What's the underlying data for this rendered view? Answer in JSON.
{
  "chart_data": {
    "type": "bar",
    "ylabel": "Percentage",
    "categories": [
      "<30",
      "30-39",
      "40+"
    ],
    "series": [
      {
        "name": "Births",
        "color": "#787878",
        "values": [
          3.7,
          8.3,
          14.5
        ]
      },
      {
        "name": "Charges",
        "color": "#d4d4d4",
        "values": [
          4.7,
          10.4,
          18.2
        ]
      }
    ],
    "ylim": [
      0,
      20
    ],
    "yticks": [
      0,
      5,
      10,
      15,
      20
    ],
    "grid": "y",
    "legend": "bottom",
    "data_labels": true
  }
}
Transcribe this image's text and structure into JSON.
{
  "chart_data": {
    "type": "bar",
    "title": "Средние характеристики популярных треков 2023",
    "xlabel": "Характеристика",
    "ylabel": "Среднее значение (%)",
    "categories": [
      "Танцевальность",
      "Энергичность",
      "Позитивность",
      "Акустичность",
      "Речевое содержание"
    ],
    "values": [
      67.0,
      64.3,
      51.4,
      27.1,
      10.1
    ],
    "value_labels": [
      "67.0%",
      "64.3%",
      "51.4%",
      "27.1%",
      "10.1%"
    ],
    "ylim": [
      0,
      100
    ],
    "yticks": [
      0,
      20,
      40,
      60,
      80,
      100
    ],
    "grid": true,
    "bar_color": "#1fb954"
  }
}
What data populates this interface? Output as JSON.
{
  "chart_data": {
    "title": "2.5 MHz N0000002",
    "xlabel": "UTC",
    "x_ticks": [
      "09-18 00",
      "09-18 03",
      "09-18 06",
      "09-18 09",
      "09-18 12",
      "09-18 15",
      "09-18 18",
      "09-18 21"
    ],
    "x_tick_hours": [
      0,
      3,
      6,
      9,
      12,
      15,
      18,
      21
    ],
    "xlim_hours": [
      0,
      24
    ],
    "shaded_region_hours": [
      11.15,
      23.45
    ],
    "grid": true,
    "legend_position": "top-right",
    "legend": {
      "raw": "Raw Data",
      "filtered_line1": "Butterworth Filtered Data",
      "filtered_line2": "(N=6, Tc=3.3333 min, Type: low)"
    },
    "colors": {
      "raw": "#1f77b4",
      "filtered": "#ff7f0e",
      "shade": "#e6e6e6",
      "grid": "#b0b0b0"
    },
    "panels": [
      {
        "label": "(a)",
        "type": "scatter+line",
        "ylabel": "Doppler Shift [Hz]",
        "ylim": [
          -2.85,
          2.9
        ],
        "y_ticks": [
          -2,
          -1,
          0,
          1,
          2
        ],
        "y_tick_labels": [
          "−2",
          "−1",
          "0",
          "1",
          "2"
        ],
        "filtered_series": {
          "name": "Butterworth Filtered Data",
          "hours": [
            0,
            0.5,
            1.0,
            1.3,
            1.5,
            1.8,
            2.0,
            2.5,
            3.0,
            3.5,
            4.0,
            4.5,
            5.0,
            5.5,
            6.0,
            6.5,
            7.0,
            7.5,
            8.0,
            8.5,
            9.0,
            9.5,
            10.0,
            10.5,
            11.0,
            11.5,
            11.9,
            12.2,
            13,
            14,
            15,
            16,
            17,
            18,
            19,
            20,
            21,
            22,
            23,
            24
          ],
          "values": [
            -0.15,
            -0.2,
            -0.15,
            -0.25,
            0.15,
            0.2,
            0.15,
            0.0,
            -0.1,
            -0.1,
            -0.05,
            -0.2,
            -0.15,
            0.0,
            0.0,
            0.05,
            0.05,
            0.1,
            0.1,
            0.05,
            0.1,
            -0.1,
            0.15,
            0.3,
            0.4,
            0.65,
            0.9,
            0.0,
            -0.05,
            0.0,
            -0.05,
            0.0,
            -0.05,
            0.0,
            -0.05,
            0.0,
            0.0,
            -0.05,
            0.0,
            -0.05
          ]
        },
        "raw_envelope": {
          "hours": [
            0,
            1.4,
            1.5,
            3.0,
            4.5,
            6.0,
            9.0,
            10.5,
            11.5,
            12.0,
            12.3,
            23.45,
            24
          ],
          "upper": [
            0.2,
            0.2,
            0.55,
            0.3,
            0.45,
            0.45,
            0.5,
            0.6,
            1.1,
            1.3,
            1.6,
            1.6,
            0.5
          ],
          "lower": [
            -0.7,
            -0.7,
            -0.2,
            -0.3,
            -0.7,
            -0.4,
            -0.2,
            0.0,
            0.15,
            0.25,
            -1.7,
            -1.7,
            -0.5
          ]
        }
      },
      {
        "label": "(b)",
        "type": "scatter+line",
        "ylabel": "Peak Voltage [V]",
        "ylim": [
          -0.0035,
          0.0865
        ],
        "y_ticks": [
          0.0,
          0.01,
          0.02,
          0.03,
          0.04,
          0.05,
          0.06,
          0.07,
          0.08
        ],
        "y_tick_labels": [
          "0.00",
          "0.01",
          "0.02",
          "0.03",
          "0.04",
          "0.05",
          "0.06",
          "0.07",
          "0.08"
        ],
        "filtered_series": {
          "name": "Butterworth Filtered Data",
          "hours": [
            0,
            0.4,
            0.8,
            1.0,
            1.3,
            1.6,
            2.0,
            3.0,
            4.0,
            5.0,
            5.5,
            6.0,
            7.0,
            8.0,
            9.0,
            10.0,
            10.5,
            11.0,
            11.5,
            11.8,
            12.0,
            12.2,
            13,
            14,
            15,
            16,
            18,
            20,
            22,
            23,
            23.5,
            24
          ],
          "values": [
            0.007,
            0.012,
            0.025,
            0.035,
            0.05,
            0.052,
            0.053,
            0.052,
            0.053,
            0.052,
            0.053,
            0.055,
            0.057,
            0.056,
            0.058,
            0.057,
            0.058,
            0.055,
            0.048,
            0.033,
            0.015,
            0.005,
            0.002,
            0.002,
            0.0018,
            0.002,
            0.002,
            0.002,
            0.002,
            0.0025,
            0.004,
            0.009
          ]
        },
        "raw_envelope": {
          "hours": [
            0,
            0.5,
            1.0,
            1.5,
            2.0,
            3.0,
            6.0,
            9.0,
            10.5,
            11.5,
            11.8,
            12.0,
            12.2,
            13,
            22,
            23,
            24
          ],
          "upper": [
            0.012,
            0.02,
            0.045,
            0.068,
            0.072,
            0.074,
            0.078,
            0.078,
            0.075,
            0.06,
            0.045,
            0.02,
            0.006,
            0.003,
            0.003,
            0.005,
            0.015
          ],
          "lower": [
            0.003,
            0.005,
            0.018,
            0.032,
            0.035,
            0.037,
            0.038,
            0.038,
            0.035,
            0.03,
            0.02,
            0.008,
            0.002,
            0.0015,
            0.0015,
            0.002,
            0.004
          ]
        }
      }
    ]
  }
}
-=-=-
#### Exercise:
Each line of the material should be echoed exactly.

#### Final result:
What's the underlying data for this rendered view? Answer in JSON.
{
  "chart_data": {
    "type": "bar",
    "ylabel": "Percentage",
    "categories": [
      "<30",
      "30-39",
      "40+"
    ],
    "series": [
      {
        "name": "Births",
        "color": "#787878",
        "values": [
          3.7,
          8.3,
          14.5
        ]
      },
      {
        "name": "Charges",
        "color": "#d4d4d4",
        "values": [
          4.7,
          10.4,
          18.2
        ]
      }
    ],
    "ylim": [
      0,
      20
    ],
    "yticks": [
      0,
      5,
      10,
      15,
      20
    ],
    "grid": "y",
    "legend": "bottom",
    "data_labels": true
  }
}
Transcribe this image's text and structure into JSON.
{
  "chart_data": {
    "type": "bar",
    "title": "Средние характеристики популярных треков 2023",
    "xlabel": "Характеристика",
    "ylabel": "Среднее значение (%)",
    "categories": [
      "Танцевальность",
      "Энергичность",
      "Позитивность",
      "Акустичность",
      "Речевое содержание"
    ],
    "values": [
      67.0,
      64.3,
      51.4,
      27.1,
      10.1
    ],
    "value_labels": [
      "67.0%",
      "64.3%",
      "51.4%",
      "27.1%",
      "10.1%"
    ],
    "ylim": [
      0,
      100
    ],
    "yticks": [
      0,
      20,
      40,
      60,
      80,
      100
    ],
    "grid": true,
    "bar_color": "#1fb954"
  }
}
What data populates this interface? Output as JSON.
{
  "chart_data": {
    "title": "2.5 MHz N0000002",
    "xlabel": "UTC",
    "x_ticks": [
      "09-18 00",
      "09-18 03",
      "09-18 06",
      "09-18 09",
      "09-18 12",
      "09-18 15",
      "09-18 18",
      "09-18 21"
    ],
    "x_tick_hours": [
      0,
      3,
      6,
      9,
      12,
      15,
      18,
      21
    ],
    "xlim_hours": [
      0,
      24
    ],
    "shaded_region_hours": [
      11.15,
      23.45
    ],
    "grid": true,
    "legend_position": "top-right",
    "legend": {
      "raw": "Raw Data",
      "filtered_line1": "Butterworth Filtered Data",
      "filtered_line2": "(N=6, Tc=3.3333 min, Type: low)"
    },
    "colors": {
      "raw": "#1f77b4",
      "filtered": "#ff7f0e",
      "shade": "#e6e6e6",
      "grid": "#b0b0b0"
    },
    "panels": [
      {
        "label": "(a)",
        "type": "scatter+line",
        "ylabel": "Doppler Shift [Hz]",
        "ylim": [
          -2.85,
          2.9
        ],
        "y_ticks": [
          -2,
          -1,
          0,
          1,
          2
        ],
        "y_tick_labels": [
          "−2",
          "−1",
          "0",
          "1",
          "2"
        ],
        "filtered_series": {
          "name": "Butterworth Filtered Data",
          "hours": [
            0,
            0.5,
            1.0,
            1.3,
            1.5,
            1.8,
            2.0,
            2.5,
            3.0,
            3.5,
            4.0,
            4.5,
            5.0,
            5.5,
            6.0,
            6.5,
            7.0,
            7.5,
            8.0,
            8.5,
            9.0,
            9.5,
            10.0,
            10.5,
            11.0,
            11.5,
            11.9,
            12.2,
            13,
            14,
            15,
            16,
            17,
            18,
            19,
            20,
            21,
            22,
            23,
            24
          ],
          "values": [
            -0.15,
            -0.2,
            -0.15,
            -0.25,
            0.15,
            0.2,
            0.15,
            0.0,
            -0.1,
            -0.1,
            -0.05,
            -0.2,
            -0.15,
            0.0,
            0.0,
            0.05,
            0.05,
            0.1,
            0.1,
            0.05,
            0.1,
            -0.1,
            0.15,
            0.3,
            0.4,
            0.65,
            0.9,
            0.0,
            -0.05,
            0.0,
            -0.05,
            0.0,
            -0.05,
            0.0,
            -0.05,
            0.0,
            0.0,
            -0.05,
            0.0,
            -0.05
          ]
        },
        "raw_envelope": {
          "hours": [
            0,
            1.4,
            1.5,
            3.0,
            4.5,
            6.0,
            9.0,
            10.5,
            11.5,
            12.0,
            12.3,
            23.45,
            24
          ],
          "upper": [
            0.2,
            0.2,
            0.55,
            0.3,
            0.45,
            0.45,
            0.5,
            0.6,
            1.1,
            1.3,
            1.6,
            1.6,
            0.5
          ],
          "lower": [
            -0.7,
            -0.7,
            -0.2,
            -0.3,
            -0.7,
            -0.4,
            -0.2,
            0.0,
            0.15,
            0.25,
            -1.7,
            -1.7,
            -0.5
          ]
        }
      },
      {
        "label": "(b)",
        "type": "scatter+line",
        "ylabel": "Peak Voltage [V]",
        "ylim": [
          -0.0035,
          0.0865
        ],
        "y_ticks": [
          0.0,
          0.01,
          0.02,
          0.03,
          0.04,
          0.05,
          0.06,
          0.07,
          0.08
        ],
        "y_tick_labels": [
          "0.00",
          "0.01",
          "0.02",
          "0.03",
          "0.04",
          "0.05",
          "0.06",
          "0.07",
          "0.08"
        ],
        "filtered_series": {
          "name": "Butterworth Filtered Data",
          "hours": [
            0,
            0.4,
            0.8,
            1.0,
            1.3,
            1.6,
            2.0,
            3.0,
            4.0,
            5.0,
            5.5,
            6.0,
            7.0,
            8.0,
            9.0,
            10.0,
            10.5,
            11.0,
            11.5,
            11.8,
            12.0,
            12.2,
            13,
            14,
            15,
            16,
            18,
            20,
            22,
            23,
            23.5,
            24
          ],
          "values": [
            0.007,
            0.012,
            0.025,
            0.035,
            0.05,
            0.052,
            0.053,
            0.052,
            0.053,
            0.052,
            0.053,
            0.055,
            0.057,
            0.056,
            0.058,
            0.057,
            0.058,
            0.055,
            0.048,
            0.033,
            0.015,
            0.005,
            0.002,
            0.002,
            0.0018,
            0.002,
            0.002,
            0.002,
            0.002,
            0.0025,
            0.004,
            0.009
          ]
        },
        "raw_envelope": {
          "hours": [
            0,
            0.5,
            1.0,
            1.5,
            2.0,
            3.0,
            6.0,
            9.0,
            10.5,
            11.5,
            11.8,
            12.0,
            12.2,
            13,
            22,
            23,
            24
          ],
          "upper": [
            0.012,
            0.02,
            0.045,
            0.068,
            0.072,
            0.074,
            0.078,
            0.078,
            0.075,
            0.06,
            0.045,
            0.02,
            0.006,
            0.003,
            0.003,
            0.005,
            0.015
          ],
          "lower": [
            0.003,
            0.005,
            0.018,
            0.032,
            0.035,
            0.037,
            0.038,
            0.038,
            0.035,
            0.03,
            0.02,
            0.008,
            0.002,
            0.0015,
            0.0015,
            0.002,
            0.004
          ]
        }
      }
    ]
  }
}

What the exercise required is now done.